*TASK INPUT*:
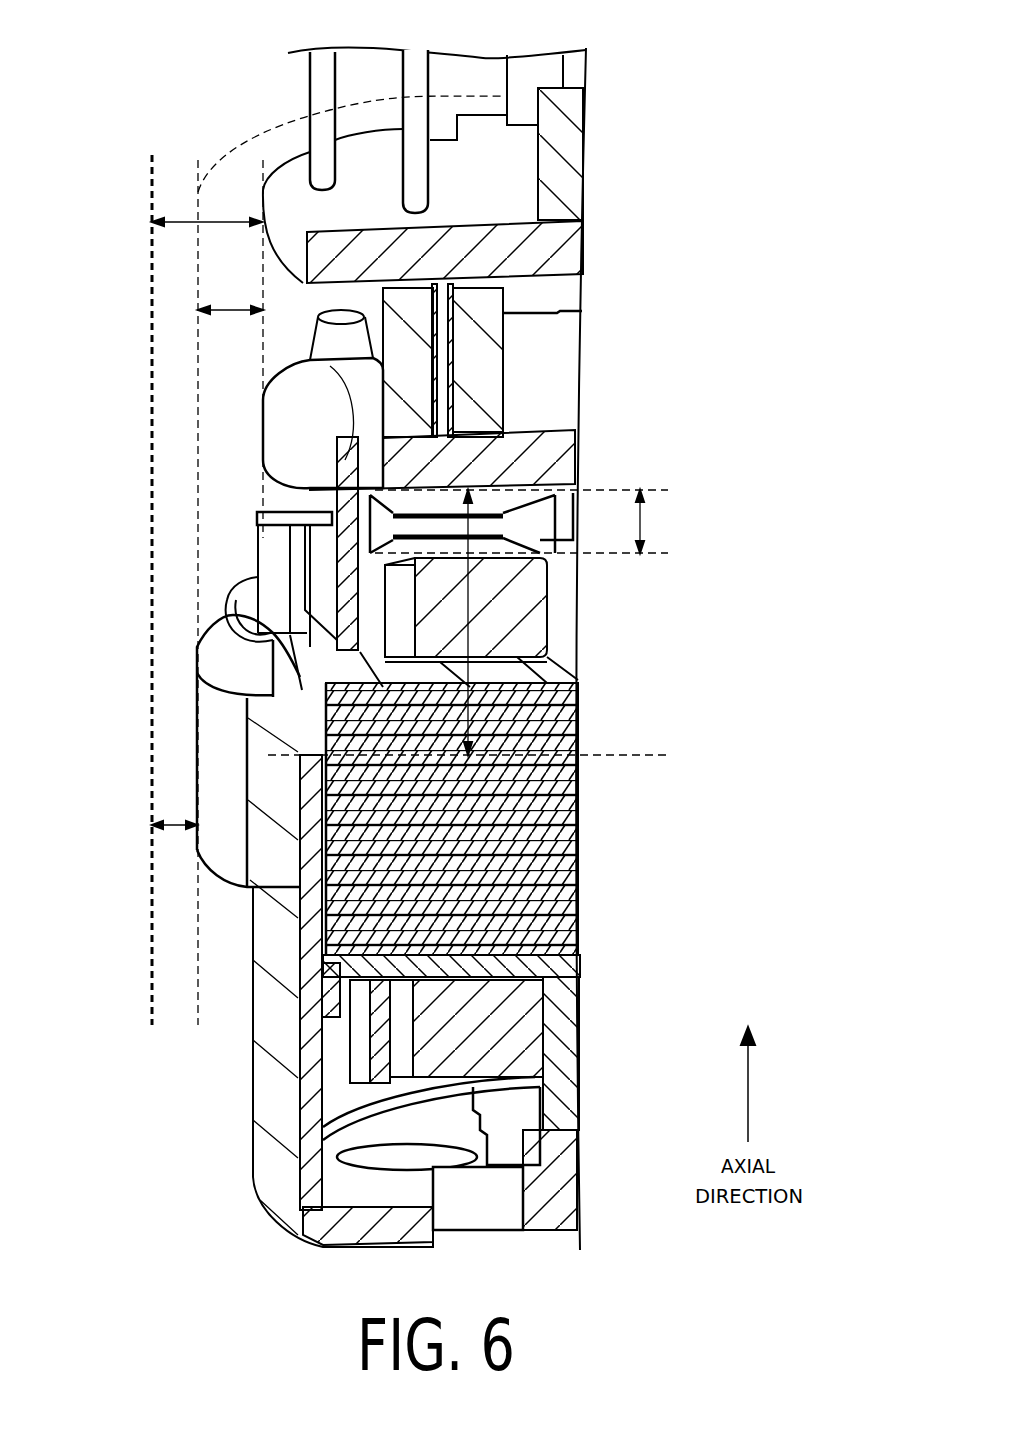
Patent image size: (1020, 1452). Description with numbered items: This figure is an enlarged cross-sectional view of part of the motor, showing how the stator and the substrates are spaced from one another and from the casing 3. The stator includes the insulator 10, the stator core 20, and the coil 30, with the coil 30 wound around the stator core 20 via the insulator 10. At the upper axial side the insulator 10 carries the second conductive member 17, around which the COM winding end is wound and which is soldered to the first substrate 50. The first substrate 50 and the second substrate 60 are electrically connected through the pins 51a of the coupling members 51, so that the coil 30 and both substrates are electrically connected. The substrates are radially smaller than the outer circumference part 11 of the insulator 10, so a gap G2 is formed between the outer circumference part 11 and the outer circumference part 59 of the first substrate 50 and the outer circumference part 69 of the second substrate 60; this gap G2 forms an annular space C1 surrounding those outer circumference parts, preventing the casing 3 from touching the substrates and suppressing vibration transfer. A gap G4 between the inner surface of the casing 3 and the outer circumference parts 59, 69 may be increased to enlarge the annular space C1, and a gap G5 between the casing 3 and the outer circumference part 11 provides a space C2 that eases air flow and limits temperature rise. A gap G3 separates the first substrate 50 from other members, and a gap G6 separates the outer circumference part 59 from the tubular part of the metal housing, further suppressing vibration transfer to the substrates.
* * *
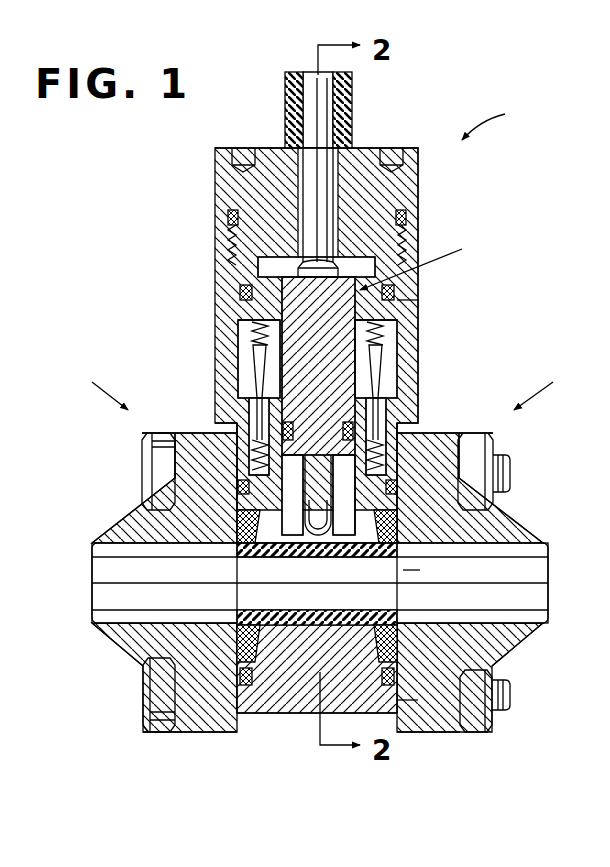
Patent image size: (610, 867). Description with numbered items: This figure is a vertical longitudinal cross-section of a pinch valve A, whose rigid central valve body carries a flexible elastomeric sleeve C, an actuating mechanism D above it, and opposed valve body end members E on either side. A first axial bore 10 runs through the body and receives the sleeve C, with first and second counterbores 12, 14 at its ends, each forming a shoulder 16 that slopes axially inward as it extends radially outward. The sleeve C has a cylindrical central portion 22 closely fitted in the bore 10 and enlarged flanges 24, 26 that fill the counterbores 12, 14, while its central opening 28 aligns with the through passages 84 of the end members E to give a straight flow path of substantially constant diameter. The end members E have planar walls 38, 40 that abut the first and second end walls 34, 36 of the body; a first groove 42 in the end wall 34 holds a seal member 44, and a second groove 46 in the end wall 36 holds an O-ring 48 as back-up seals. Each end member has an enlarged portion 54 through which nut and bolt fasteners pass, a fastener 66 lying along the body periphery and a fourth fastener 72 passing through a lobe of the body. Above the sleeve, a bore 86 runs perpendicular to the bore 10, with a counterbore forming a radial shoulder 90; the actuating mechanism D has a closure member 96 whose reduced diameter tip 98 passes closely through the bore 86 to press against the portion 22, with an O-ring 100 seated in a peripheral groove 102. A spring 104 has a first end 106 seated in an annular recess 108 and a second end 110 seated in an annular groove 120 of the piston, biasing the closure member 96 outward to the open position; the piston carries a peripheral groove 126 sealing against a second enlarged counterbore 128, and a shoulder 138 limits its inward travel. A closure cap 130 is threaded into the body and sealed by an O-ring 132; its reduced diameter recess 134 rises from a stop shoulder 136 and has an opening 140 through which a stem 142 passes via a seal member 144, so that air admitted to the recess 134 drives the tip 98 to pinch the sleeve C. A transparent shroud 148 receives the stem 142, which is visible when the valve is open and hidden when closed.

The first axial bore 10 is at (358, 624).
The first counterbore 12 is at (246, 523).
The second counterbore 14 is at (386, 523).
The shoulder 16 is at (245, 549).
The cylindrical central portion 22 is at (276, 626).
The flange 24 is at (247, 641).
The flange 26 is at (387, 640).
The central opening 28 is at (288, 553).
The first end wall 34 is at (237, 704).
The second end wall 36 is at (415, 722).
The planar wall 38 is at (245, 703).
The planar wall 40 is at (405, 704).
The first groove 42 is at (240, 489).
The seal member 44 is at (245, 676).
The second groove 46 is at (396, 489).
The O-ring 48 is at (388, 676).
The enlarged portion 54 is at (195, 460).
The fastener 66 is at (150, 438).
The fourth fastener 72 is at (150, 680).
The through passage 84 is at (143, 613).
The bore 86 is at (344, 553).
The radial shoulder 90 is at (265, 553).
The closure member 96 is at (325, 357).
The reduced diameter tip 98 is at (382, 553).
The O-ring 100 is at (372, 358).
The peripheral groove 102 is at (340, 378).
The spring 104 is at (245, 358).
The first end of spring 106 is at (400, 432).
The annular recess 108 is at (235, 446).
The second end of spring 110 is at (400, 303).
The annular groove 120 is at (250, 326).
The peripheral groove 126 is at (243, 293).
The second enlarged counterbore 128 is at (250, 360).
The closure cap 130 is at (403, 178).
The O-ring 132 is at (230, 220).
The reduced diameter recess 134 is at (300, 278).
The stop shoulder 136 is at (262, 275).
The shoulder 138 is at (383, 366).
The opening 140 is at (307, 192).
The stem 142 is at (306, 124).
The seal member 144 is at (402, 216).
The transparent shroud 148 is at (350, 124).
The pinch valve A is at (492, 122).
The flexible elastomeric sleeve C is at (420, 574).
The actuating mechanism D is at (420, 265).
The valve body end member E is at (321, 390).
...
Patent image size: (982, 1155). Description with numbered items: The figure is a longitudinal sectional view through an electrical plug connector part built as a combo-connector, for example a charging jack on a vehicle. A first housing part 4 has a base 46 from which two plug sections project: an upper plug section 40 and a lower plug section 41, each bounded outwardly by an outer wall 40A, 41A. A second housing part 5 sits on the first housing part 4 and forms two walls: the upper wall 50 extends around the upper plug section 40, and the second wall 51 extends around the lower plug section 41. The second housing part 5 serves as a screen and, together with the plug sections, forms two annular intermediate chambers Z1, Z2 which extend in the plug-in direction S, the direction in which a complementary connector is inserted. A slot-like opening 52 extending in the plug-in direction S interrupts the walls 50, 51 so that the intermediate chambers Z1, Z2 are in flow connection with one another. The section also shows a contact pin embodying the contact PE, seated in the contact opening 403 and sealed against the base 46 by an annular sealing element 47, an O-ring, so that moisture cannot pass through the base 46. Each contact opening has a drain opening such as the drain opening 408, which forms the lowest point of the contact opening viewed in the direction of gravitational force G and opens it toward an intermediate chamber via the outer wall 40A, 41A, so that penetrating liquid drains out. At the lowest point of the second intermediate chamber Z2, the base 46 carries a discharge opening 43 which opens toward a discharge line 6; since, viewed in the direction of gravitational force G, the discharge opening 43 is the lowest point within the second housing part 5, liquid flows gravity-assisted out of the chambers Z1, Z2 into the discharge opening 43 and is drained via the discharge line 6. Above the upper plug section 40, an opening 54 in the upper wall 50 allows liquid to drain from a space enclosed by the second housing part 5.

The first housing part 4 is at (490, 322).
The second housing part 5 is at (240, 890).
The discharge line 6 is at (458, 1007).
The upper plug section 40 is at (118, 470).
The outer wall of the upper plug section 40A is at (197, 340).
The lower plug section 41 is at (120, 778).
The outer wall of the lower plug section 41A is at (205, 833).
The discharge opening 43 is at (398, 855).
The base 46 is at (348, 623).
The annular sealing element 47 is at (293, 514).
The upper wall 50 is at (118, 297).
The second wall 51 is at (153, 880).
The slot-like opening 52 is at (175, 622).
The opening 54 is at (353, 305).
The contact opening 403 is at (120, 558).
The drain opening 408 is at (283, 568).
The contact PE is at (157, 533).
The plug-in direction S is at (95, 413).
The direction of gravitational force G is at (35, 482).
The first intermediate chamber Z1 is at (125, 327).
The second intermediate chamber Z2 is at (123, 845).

*PROBLEM REQUIREMENTS*: Reproduce, unchanged, everything from the line containing "Patent image size: (982, 1155)." up to and including the line containing "The outer wall of the upper".

*TASK OUTPUT*:
Patent image size: (982, 1155). Description with numbered items: The figure is a longitudinal sectional view through an electrical plug connector part built as a combo-connector, for example a charging jack on a vehicle. A first housing part 4 has a base 46 from which two plug sections project: an upper plug section 40 and a lower plug section 41, each bounded outwardly by an outer wall 40A, 41A. A second housing part 5 sits on the first housing part 4 and forms two walls: the upper wall 50 extends around the upper plug section 40, and the second wall 51 extends around the lower plug section 41. The second housing part 5 serves as a screen and, together with the plug sections, forms two annular intermediate chambers Z1, Z2 which extend in the plug-in direction S, the direction in which a complementary connector is inserted. A slot-like opening 52 extending in the plug-in direction S interrupts the walls 50, 51 so that the intermediate chambers Z1, Z2 are in flow connection with one another. The section also shows a contact pin embodying the contact PE, seated in the contact opening 403 and sealed against the base 46 by an annular sealing element 47, an O-ring, so that moisture cannot pass through the base 46. Each contact opening has a drain opening such as the drain opening 408, which forms the lowest point of the contact opening viewed in the direction of gravitational force G and opens it toward an intermediate chamber via the outer wall 40A, 41A, so that penetrating liquid drains out. At the lowest point of the second intermediate chamber Z2, the base 46 carries a discharge opening 43 which opens toward a discharge line 6; since, viewed in the direction of gravitational force G, the discharge opening 43 is the lowest point within the second housing part 5, liquid flows gravity-assisted out of the chambers Z1, Z2 into the discharge opening 43 and is drained via the discharge line 6. Above the upper plug section 40, an opening 54 in the upper wall 50 allows liquid to drain from a space enclosed by the second housing part 5.

The first housing part 4 is at (490, 322).
The second housing part 5 is at (240, 890).
The discharge line 6 is at (458, 1007).
The upper plug section 40 is at (118, 470).
The outer wall of the upper plug section 40A is at (197, 340).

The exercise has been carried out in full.